Data records

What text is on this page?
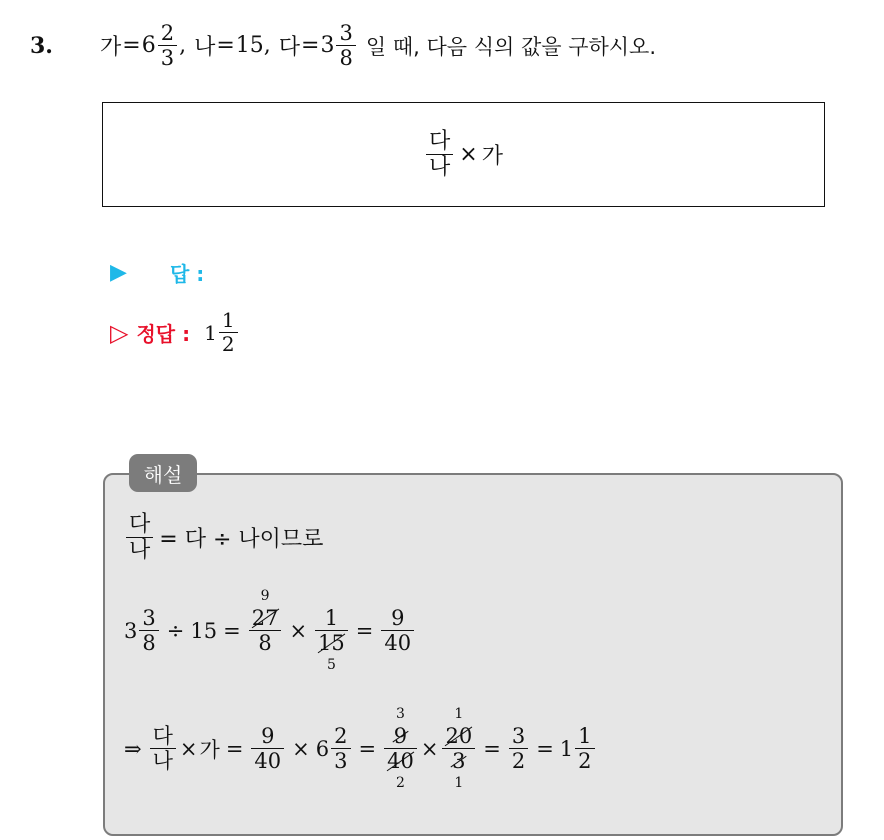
3.	가 = $6 \frac{2}{3}$ , 나 = 15 , 다 = $3 \frac{3}{8}$ 일 때, 다음 식의 값을 구하시오.
$\frac{\text{다}}{\text{나}}$ × 가
▶	답 :
▷ 정답 : $1 \frac{1}{2}$
해설
$\frac{\text{다}}{\text{나}}$ = 다 ÷ 나이므로
$3 \frac{3}{8} \div 15 = 9$
27
8 × 1
15
$5 = \frac{9}{40}$
⇒ $\frac{\text{다}}{\text{나}}$ × 가 = $\frac{9}{40} \times 6 \frac{2}{3} = 3$
9
40
2 × 1
20
3
$1 = \frac{3}{2} = 1 \frac{1}{2}$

**WRITTEN INSTRUCTION**
Copy everything in the records above except the pictures, exactly as written.

**TASK SOLUTION**
What text is on this page?
3.	가 = $6 \frac{2}{3}$ , 나 = 15 , 다 = $3 \frac{3}{8}$ 일 때, 다음 식의 값을 구하시오.
$\frac{\text{다}}{\text{나}}$ × 가
▶	답 :
▷ 정답 : $1 \frac{1}{2}$
해설
$\frac{\text{다}}{\text{나}}$ = 다 ÷ 나이므로
$3 \frac{3}{8} \div 15 = 9$
27
8 × 1
15
$5 = \frac{9}{40}$
⇒ $\frac{\text{다}}{\text{나}}$ × 가 = $\frac{9}{40} \times 6 \frac{2}{3} = 3$
9
40
2 × 1
20
3
$1 = \frac{3}{2} = 1 \frac{1}{2}$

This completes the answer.